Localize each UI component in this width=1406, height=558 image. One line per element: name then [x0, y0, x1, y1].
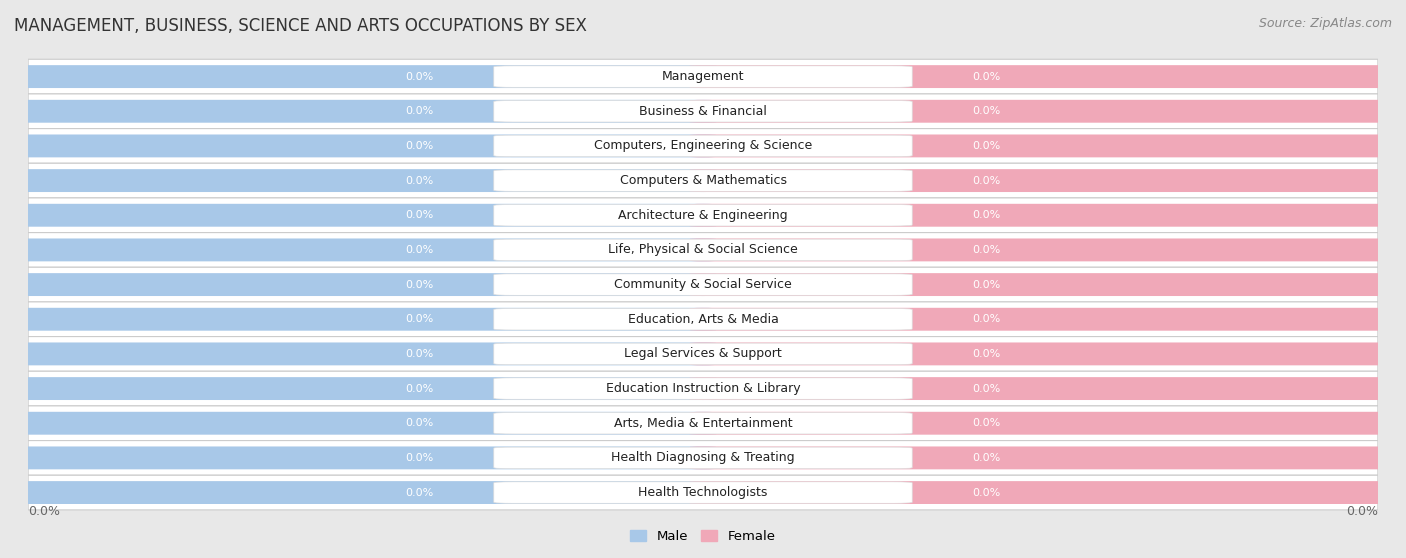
Text: 0.0%: 0.0%	[973, 314, 1001, 324]
Text: 0.0%: 0.0%	[973, 488, 1001, 498]
FancyBboxPatch shape	[28, 198, 1378, 233]
FancyBboxPatch shape	[689, 343, 1392, 365]
FancyBboxPatch shape	[14, 100, 717, 123]
FancyBboxPatch shape	[689, 412, 1392, 435]
Text: 0.0%: 0.0%	[405, 488, 433, 498]
Text: Health Diagnosing & Treating: Health Diagnosing & Treating	[612, 451, 794, 464]
FancyBboxPatch shape	[14, 134, 717, 157]
Text: 0.0%: 0.0%	[405, 453, 433, 463]
Text: 0.0%: 0.0%	[405, 141, 433, 151]
Text: 0.0%: 0.0%	[405, 349, 433, 359]
FancyBboxPatch shape	[494, 170, 912, 191]
FancyBboxPatch shape	[689, 446, 1392, 469]
FancyBboxPatch shape	[689, 377, 1392, 400]
Text: 0.0%: 0.0%	[973, 453, 1001, 463]
FancyBboxPatch shape	[494, 66, 912, 88]
Text: 0.0%: 0.0%	[973, 280, 1001, 290]
Text: Computers, Engineering & Science: Computers, Engineering & Science	[593, 140, 813, 152]
Text: Management: Management	[662, 70, 744, 83]
FancyBboxPatch shape	[28, 336, 1378, 371]
Text: Community & Social Service: Community & Social Service	[614, 278, 792, 291]
FancyBboxPatch shape	[494, 378, 912, 400]
FancyBboxPatch shape	[28, 475, 1378, 510]
Text: 0.0%: 0.0%	[973, 176, 1001, 186]
FancyBboxPatch shape	[28, 94, 1378, 128]
FancyBboxPatch shape	[28, 441, 1378, 475]
FancyBboxPatch shape	[494, 447, 912, 469]
FancyBboxPatch shape	[28, 163, 1378, 198]
Text: Business & Financial: Business & Financial	[640, 105, 766, 118]
Text: Legal Services & Support: Legal Services & Support	[624, 348, 782, 360]
FancyBboxPatch shape	[28, 59, 1378, 94]
FancyBboxPatch shape	[14, 169, 717, 192]
Text: 0.0%: 0.0%	[405, 176, 433, 186]
Text: 0.0%: 0.0%	[973, 349, 1001, 359]
Text: 0.0%: 0.0%	[973, 106, 1001, 116]
FancyBboxPatch shape	[14, 481, 717, 504]
Text: 0.0%: 0.0%	[973, 245, 1001, 255]
FancyBboxPatch shape	[494, 309, 912, 330]
FancyBboxPatch shape	[14, 273, 717, 296]
FancyBboxPatch shape	[14, 238, 717, 261]
FancyBboxPatch shape	[14, 308, 717, 331]
FancyBboxPatch shape	[28, 128, 1378, 163]
Text: 0.0%: 0.0%	[1346, 505, 1378, 518]
Text: 0.0%: 0.0%	[973, 383, 1001, 393]
FancyBboxPatch shape	[28, 406, 1378, 441]
FancyBboxPatch shape	[14, 343, 717, 365]
Text: Architecture & Engineering: Architecture & Engineering	[619, 209, 787, 222]
FancyBboxPatch shape	[14, 446, 717, 469]
FancyBboxPatch shape	[28, 233, 1378, 267]
FancyBboxPatch shape	[689, 134, 1392, 157]
FancyBboxPatch shape	[14, 204, 717, 227]
Text: Life, Physical & Social Science: Life, Physical & Social Science	[609, 243, 797, 257]
Text: 0.0%: 0.0%	[28, 505, 60, 518]
FancyBboxPatch shape	[494, 135, 912, 157]
Text: Computers & Mathematics: Computers & Mathematics	[620, 174, 786, 187]
Text: 0.0%: 0.0%	[405, 106, 433, 116]
FancyBboxPatch shape	[28, 302, 1378, 336]
FancyBboxPatch shape	[494, 274, 912, 295]
Text: Education, Arts & Media: Education, Arts & Media	[627, 312, 779, 326]
FancyBboxPatch shape	[494, 239, 912, 261]
Text: 0.0%: 0.0%	[405, 280, 433, 290]
Text: 0.0%: 0.0%	[405, 210, 433, 220]
FancyBboxPatch shape	[14, 412, 717, 435]
Text: 0.0%: 0.0%	[973, 418, 1001, 428]
Text: Source: ZipAtlas.com: Source: ZipAtlas.com	[1258, 17, 1392, 30]
Text: 0.0%: 0.0%	[405, 71, 433, 81]
Text: Health Technologists: Health Technologists	[638, 486, 768, 499]
FancyBboxPatch shape	[494, 100, 912, 122]
FancyBboxPatch shape	[689, 65, 1392, 88]
Text: 0.0%: 0.0%	[405, 383, 433, 393]
Text: 0.0%: 0.0%	[405, 245, 433, 255]
Text: MANAGEMENT, BUSINESS, SCIENCE AND ARTS OCCUPATIONS BY SEX: MANAGEMENT, BUSINESS, SCIENCE AND ARTS O…	[14, 17, 586, 35]
Text: 0.0%: 0.0%	[973, 210, 1001, 220]
FancyBboxPatch shape	[28, 267, 1378, 302]
Text: Education Instruction & Library: Education Instruction & Library	[606, 382, 800, 395]
Text: 0.0%: 0.0%	[973, 141, 1001, 151]
FancyBboxPatch shape	[689, 169, 1392, 192]
FancyBboxPatch shape	[494, 482, 912, 503]
Legend: Male, Female: Male, Female	[626, 525, 780, 548]
FancyBboxPatch shape	[494, 412, 912, 434]
FancyBboxPatch shape	[689, 204, 1392, 227]
FancyBboxPatch shape	[689, 100, 1392, 123]
FancyBboxPatch shape	[689, 238, 1392, 261]
FancyBboxPatch shape	[28, 371, 1378, 406]
Text: Arts, Media & Entertainment: Arts, Media & Entertainment	[613, 417, 793, 430]
Text: 0.0%: 0.0%	[405, 418, 433, 428]
FancyBboxPatch shape	[494, 343, 912, 365]
FancyBboxPatch shape	[14, 65, 717, 88]
FancyBboxPatch shape	[689, 308, 1392, 331]
FancyBboxPatch shape	[689, 273, 1392, 296]
Text: 0.0%: 0.0%	[405, 314, 433, 324]
Text: 0.0%: 0.0%	[973, 71, 1001, 81]
FancyBboxPatch shape	[14, 377, 717, 400]
FancyBboxPatch shape	[689, 481, 1392, 504]
FancyBboxPatch shape	[494, 205, 912, 226]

————

The request: Give every one of the lines above as a JSON list of strings, with one string for each line and no blank lines. Leave the pictures out of the answer.

Final answer:
[
  "Localize each UI component in this width=1406, height=558 image. One line per element: name then [x0, y0, x1, y1].",
  "Text: 0.0%: 0.0%\t[973, 314, 1001, 324]",
  "Text: 0.0%: 0.0%\t[973, 488, 1001, 498]",
  "FancyBboxPatch shape\t[28, 198, 1378, 233]",
  "FancyBboxPatch shape\t[689, 343, 1392, 365]",
  "FancyBboxPatch shape\t[14, 100, 717, 123]",
  "FancyBboxPatch shape\t[689, 412, 1392, 435]",
  "Text: 0.0%: 0.0%\t[405, 488, 433, 498]",
  "Text: Health Diagnosing & Treating: Health Diagnosing & Treating\t[612, 451, 794, 464]",
  "FancyBboxPatch shape\t[14, 134, 717, 157]",
  "Text: 0.0%: 0.0%\t[405, 453, 433, 463]",
  "Text: 0.0%: 0.0%\t[405, 141, 433, 151]",
  "Text: 0.0%: 0.0%\t[405, 349, 433, 359]",
  "FancyBboxPatch shape\t[494, 170, 912, 191]",
  "FancyBboxPatch shape\t[689, 446, 1392, 469]",
  "FancyBboxPatch shape\t[689, 377, 1392, 400]",
  "Text: 0.0%: 0.0%\t[973, 453, 1001, 463]",
  "FancyBboxPatch shape\t[494, 66, 912, 88]",
  "Text: 0.0%: 0.0%\t[973, 280, 1001, 290]",
  "Text: Computers, Engineering & Science: Computers, Engineering & Science\t[593, 140, 813, 152]",
  "Text: Management: Management\t[662, 70, 744, 83]",
  "FancyBboxPatch shape\t[28, 336, 1378, 371]",
  "Text: Community & Social Service: Community & Social Service\t[614, 278, 792, 291]",
  "FancyBboxPatch shape\t[494, 378, 912, 400]",
  "FancyBboxPatch shape\t[28, 475, 1378, 510]",
  "Text: 0.0%: 0.0%\t[973, 176, 1001, 186]",
  "FancyBboxPatch shape\t[28, 94, 1378, 128]",
  "FancyBboxPatch shape\t[28, 441, 1378, 475]",
  "FancyBboxPatch shape\t[494, 447, 912, 469]",
  "FancyBboxPatch shape\t[28, 163, 1378, 198]",
  "Text: Business & Financial: Business & Financial\t[640, 105, 766, 118]",
  "Text: Legal Services & Support: Legal Services & Support\t[624, 348, 782, 360]",
  "FancyBboxPatch shape\t[28, 59, 1378, 94]",
  "FancyBboxPatch shape\t[14, 169, 717, 192]",
  "Text: 0.0%: 0.0%\t[405, 176, 433, 186]",
  "Text: 0.0%: 0.0%\t[973, 349, 1001, 359]",
  "Text: 0.0%: 0.0%\t[973, 106, 1001, 116]",
  "FancyBboxPatch shape\t[14, 481, 717, 504]",
  "Text: 0.0%: 0.0%\t[973, 245, 1001, 255]",
  "FancyBboxPatch shape\t[494, 309, 912, 330]",
  "FancyBboxPatch shape\t[14, 273, 717, 296]",
  "FancyBboxPatch shape\t[14, 238, 717, 261]",
  "FancyBboxPatch shape\t[14, 308, 717, 331]",
  "FancyBboxPatch shape\t[28, 128, 1378, 163]",
  "Text: 0.0%: 0.0%\t[1346, 505, 1378, 518]",
  "Text: 0.0%: 0.0%\t[973, 383, 1001, 393]",
  "FancyBboxPatch shape\t[28, 406, 1378, 441]",
  "FancyBboxPatch shape\t[14, 343, 717, 365]",
  "Text: Architecture & Engineering: Architecture & Engineering\t[619, 209, 787, 222]",
  "FancyBboxPatch shape\t[14, 446, 717, 469]",
  "FancyBboxPatch shape\t[28, 233, 1378, 267]",
  "FancyBboxPatch shape\t[689, 134, 1392, 157]",
  "FancyBboxPatch shape\t[14, 204, 717, 227]",
  "Text: Life, Physical & Social Science: Life, Physical & Social Science\t[609, 243, 797, 257]",
  "Text: 0.0%: 0.0%\t[28, 505, 60, 518]",
  "FancyBboxPatch shape\t[494, 135, 912, 157]",
  "Text: Computers & Mathematics: Computers & Mathematics\t[620, 174, 786, 187]",
  "Text: 0.0%: 0.0%\t[405, 106, 433, 116]",
  "FancyBboxPatch shape\t[28, 302, 1378, 336]",
  "FancyBboxPatch shape\t[494, 274, 912, 295]",
  "Text: Education, Arts & Media: Education, Arts & Media\t[627, 312, 779, 326]",
  "FancyBboxPatch shape\t[494, 239, 912, 261]",
  "Text: 0.0%: 0.0%\t[405, 280, 433, 290]",
  "Text: 0.0%: 0.0%\t[405, 210, 433, 220]",
  "FancyBboxPatch shape\t[14, 412, 717, 435]",
  "Text: 0.0%: 0.0%\t[973, 418, 1001, 428]",
  "Text: Source: ZipAtlas.com: Source: ZipAtlas.com\t[1258, 17, 1392, 30]",
  "Text: 0.0%: 0.0%\t[405, 71, 433, 81]",
  "Text: Health Technologists: Health Technologists\t[638, 486, 768, 499]",
  "FancyBboxPatch shape\t[494, 100, 912, 122]",
  "FancyBboxPatch shape\t[689, 65, 1392, 88]",
  "Text: 0.0%: 0.0%\t[405, 383, 433, 393]",
  "Text: 0.0%: 0.0%\t[405, 245, 433, 255]",
  "Text: MANAGEMENT, BUSINESS, SCIENCE AND ARTS OCCUPATIONS BY SEX: MANAGEMENT, BUSINESS, SCIENCE AND ARTS O…\t[14, 17, 586, 35]",
  "Text: 0.0%: 0.0%\t[973, 210, 1001, 220]",
  "FancyBboxPatch shape\t[28, 267, 1378, 302]",
  "Text: Education Instruction & Library: Education Instruction & Library\t[606, 382, 800, 395]",
  "Text: 0.0%: 0.0%\t[973, 141, 1001, 151]",
  "FancyBboxPatch shape\t[689, 169, 1392, 192]",
  "FancyBboxPatch shape\t[494, 482, 912, 503]",
  "Legend: Male, Female: Male, Female\t[626, 525, 780, 548]",
  "FancyBboxPatch shape\t[494, 412, 912, 434]",
  "FancyBboxPatch shape\t[689, 204, 1392, 227]",
  "FancyBboxPatch shape\t[689, 100, 1392, 123]",
  "FancyBboxPatch shape\t[689, 238, 1392, 261]",
  "FancyBboxPatch shape\t[28, 371, 1378, 406]",
  "Text: Arts, Media & Entertainment: Arts, Media & Entertainment\t[613, 417, 793, 430]",
  "Text: 0.0%: 0.0%\t[405, 418, 433, 428]",
  "FancyBboxPatch shape\t[494, 343, 912, 365]",
  "FancyBboxPatch shape\t[14, 65, 717, 88]",
  "FancyBboxPatch shape\t[689, 308, 1392, 331]",
  "FancyBboxPatch shape\t[689, 273, 1392, 296]",
  "Text: 0.0%: 0.0%\t[405, 314, 433, 324]",
  "Text: 0.0%: 0.0%\t[973, 71, 1001, 81]",
  "FancyBboxPatch shape\t[14, 377, 717, 400]",
  "FancyBboxPatch shape\t[689, 481, 1392, 504]",
  "FancyBboxPatch shape\t[494, 205, 912, 226]"
]